Exercise instructions: Without the images, output each record below as it stands.

↓↓↓

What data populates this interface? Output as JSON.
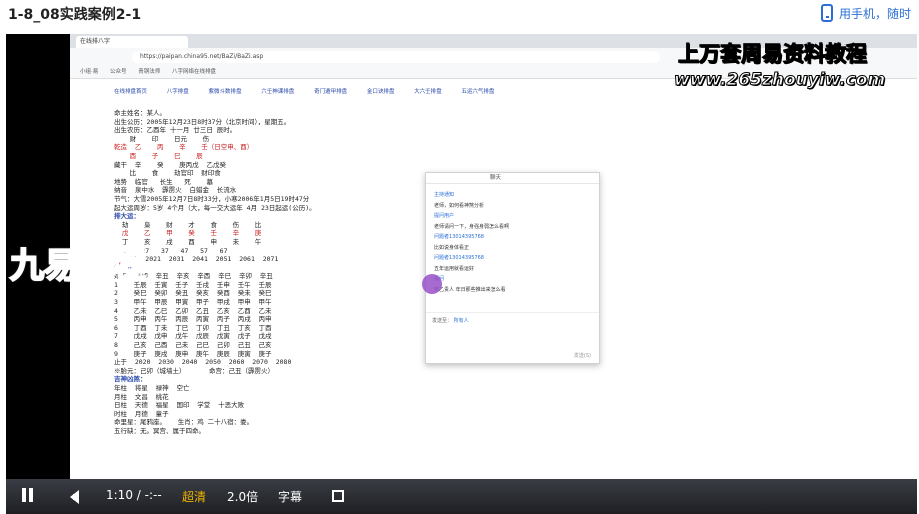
{
  "page": {
    "title": "1-8_08实践案例2-1",
    "phone_label": "用手机，随时"
  },
  "overlay": {
    "headline": "上万套周易资料教程",
    "site": "www.265zhouyiw.com",
    "logo": "九易教程"
  },
  "browser": {
    "tab_title": "在线排八字",
    "url": "https://paipan.china95.net/BaZi/BaZi.asp",
    "bookmarks": [
      "小组·易",
      "公众号",
      "青铜法师",
      "八字网络在线排盘"
    ],
    "nav_links": [
      "在线排盘首页",
      "八字排盘",
      "紫微斗数排盘",
      "六壬神课排盘",
      "奇门遁甲排盘",
      "金口诀排盘",
      "大六壬排盘",
      "五运六气排盘"
    ]
  },
  "bazi": {
    "lines": [
      "命主姓名：某人。",
      "出生公历：2005年12月23日8时37分（北京时间），星期五。",
      "出生农历：乙酉年 十一月 廿三日 辰时。",
      "    财    印    日元    伤",
      "乾造  乙    丙    辛    壬（日空申、酉）",
      "    酉    子    巳    辰",
      "藏干  辛    癸    庚丙戊  乙戊癸",
      "    比    食    劫官印  财印食",
      "地势  临官   长生   死    墓",
      "纳音  泉中水  霹雳火  白蜡金  长流水",
      "节气：大雪2005年12月7日8时33分，小寒2006年1月5日19时47分",
      "起大运周岁：5岁 4个月（大，每一交大运年 4月 23日起运(公历)。",
      "排大运：",
      "  劫    枭    财    才    食    伤    比",
      "  戊    乙    甲    癸    壬    辛    庚",
      "  丁    亥    戌    酉    申    未    午",
      "  17   27   37   47   57   67",
      "  2011  2021  2031  2041  2051  2061  2071",
      "排流年：",
      "始于  辛卯  辛丑  辛亥  辛酉  辛巳  辛卯  辛丑",
      "1    壬辰  壬寅  壬子  壬戌  壬申  壬午  壬辰",
      "2    癸巳  癸卯  癸丑  癸亥  癸酉  癸未  癸巳",
      "3    甲午  甲辰  甲寅  甲子  甲戌  甲申  甲午",
      "4    乙未  乙巳  乙卯  乙丑  乙亥  乙酉  乙未",
      "5    丙申  丙午  丙辰  丙寅  丙子  丙戌  丙申",
      "6    丁酉  丁未  丁巳  丁卯  丁丑  丁亥  丁酉",
      "7    戊戌  戊申  戊午  戊辰  戊寅  戊子  戊戌",
      "8    己亥  己酉  己未  己巳  己卯  己丑  己亥",
      "9    庚子  庚戌  庚申  庚午  庚辰  庚寅  庚子",
      "止于  2020  2030  2040  2050  2060  2070  2080",
      "※胎元：己卯（城墙土）      命宫：己丑（霹雳火）",
      "吉神凶煞：",
      "年柱  将星  禄神  空亡",
      "月柱  文昌  桃花",
      "日柱  天德  福星  国印  学堂  十恶大败",
      "时柱  月德  童子",
      "命里星：尾鸦座。   生肖：鸡 二十八宿：娄。",
      "五行缺：无。冥宫、属于四命。"
    ]
  },
  "chat": {
    "title": "聊天",
    "messages": [
      {
        "t": "主持通知",
        "u": true
      },
      {
        "t": "老师，如何看神煞分析",
        "u": false
      },
      {
        "t": "提问用户",
        "u": true
      },
      {
        "t": "老师请问一下，身强身弱怎么看啊",
        "u": false
      },
      {
        "t": "问题者13014395768",
        "u": true
      },
      {
        "t": "比如说身体看正",
        "u": false
      },
      {
        "t": "问题者13014395768",
        "u": true
      },
      {
        "t": "五年运用就看运好",
        "u": false
      },
      {
        "t": "提问",
        "u": true
      },
      {
        "t": "天乙贵人 年日那些推出来怎么看",
        "u": false
      }
    ],
    "send_label": "发送至：",
    "send_target": "所有人",
    "send_button": "发送(S)"
  },
  "player": {
    "time_current": "1:10",
    "time_sep": "/",
    "time_total": "-:--",
    "quality": "超清",
    "speed": "2.0倍",
    "subtitle": "字幕"
  }
}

↑↑↑

Exercise response:
What data populates this interface? Output as JSON.
{
  "page": {
    "title": "1-8_08实践案例2-1",
    "phone_label": "用手机，随时"
  },
  "overlay": {
    "headline": "上万套周易资料教程",
    "site": "www.265zhouyiw.com",
    "logo": "九易教程"
  },
  "browser": {
    "tab_title": "在线排八字",
    "url": "https://paipan.china95.net/BaZi/BaZi.asp",
    "bookmarks": [
      "小组·易",
      "公众号",
      "青铜法师",
      "八字网络在线排盘"
    ],
    "nav_links": [
      "在线排盘首页",
      "八字排盘",
      "紫微斗数排盘",
      "六壬神课排盘",
      "奇门遁甲排盘",
      "金口诀排盘",
      "大六壬排盘",
      "五运六气排盘"
    ]
  },
  "bazi": {
    "lines": [
      "命主姓名：某人。",
      "出生公历：2005年12月23日8时37分（北京时间），星期五。",
      "出生农历：乙酉年 十一月 廿三日 辰时。",
      "    财    印    日元    伤",
      "乾造  乙    丙    辛    壬（日空申、酉）",
      "    酉    子    巳    辰",
      "藏干  辛    癸    庚丙戊  乙戊癸",
      "    比    食    劫官印  财印食",
      "地势  临官   长生   死    墓",
      "纳音  泉中水  霹雳火  白蜡金  长流水",
      "节气：大雪2005年12月7日8时33分，小寒2006年1月5日19时47分",
      "起大运周岁：5岁 4个月（大，每一交大运年 4月 23日起运(公历)。",
      "排大运：",
      "  劫    枭    财    才    食    伤    比",
      "  戊    乙    甲    癸    壬    辛    庚",
      "  丁    亥    戌    酉    申    未    午",
      "  17   27   37   47   57   67",
      "  2011  2021  2031  2041  2051  2061  2071",
      "排流年：",
      "始于  辛卯  辛丑  辛亥  辛酉  辛巳  辛卯  辛丑",
      "1    壬辰  壬寅  壬子  壬戌  壬申  壬午  壬辰",
      "2    癸巳  癸卯  癸丑  癸亥  癸酉  癸未  癸巳",
      "3    甲午  甲辰  甲寅  甲子  甲戌  甲申  甲午",
      "4    乙未  乙巳  乙卯  乙丑  乙亥  乙酉  乙未",
      "5    丙申  丙午  丙辰  丙寅  丙子  丙戌  丙申",
      "6    丁酉  丁未  丁巳  丁卯  丁丑  丁亥  丁酉",
      "7    戊戌  戊申  戊午  戊辰  戊寅  戊子  戊戌",
      "8    己亥  己酉  己未  己巳  己卯  己丑  己亥",
      "9    庚子  庚戌  庚申  庚午  庚辰  庚寅  庚子",
      "止于  2020  2030  2040  2050  2060  2070  2080",
      "※胎元：己卯（城墙土）      命宫：己丑（霹雳火）",
      "吉神凶煞：",
      "年柱  将星  禄神  空亡",
      "月柱  文昌  桃花",
      "日柱  天德  福星  国印  学堂  十恶大败",
      "时柱  月德  童子",
      "命里星：尾鸦座。   生肖：鸡 二十八宿：娄。",
      "五行缺：无。冥宫、属于四命。"
    ]
  },
  "chat": {
    "title": "聊天",
    "messages": [
      {
        "t": "主持通知",
        "u": true
      },
      {
        "t": "老师，如何看神煞分析",
        "u": false
      },
      {
        "t": "提问用户",
        "u": true
      },
      {
        "t": "老师请问一下，身强身弱怎么看啊",
        "u": false
      },
      {
        "t": "问题者13014395768",
        "u": true
      },
      {
        "t": "比如说身体看正",
        "u": false
      },
      {
        "t": "问题者13014395768",
        "u": true
      },
      {
        "t": "五年运用就看运好",
        "u": false
      },
      {
        "t": "提问",
        "u": true
      },
      {
        "t": "天乙贵人 年日那些推出来怎么看",
        "u": false
      }
    ],
    "send_label": "发送至：",
    "send_target": "所有人",
    "send_button": "发送(S)"
  },
  "player": {
    "time_current": "1:10",
    "time_sep": "/",
    "time_total": "-:--",
    "quality": "超清",
    "speed": "2.0倍",
    "subtitle": "字幕"
  }
}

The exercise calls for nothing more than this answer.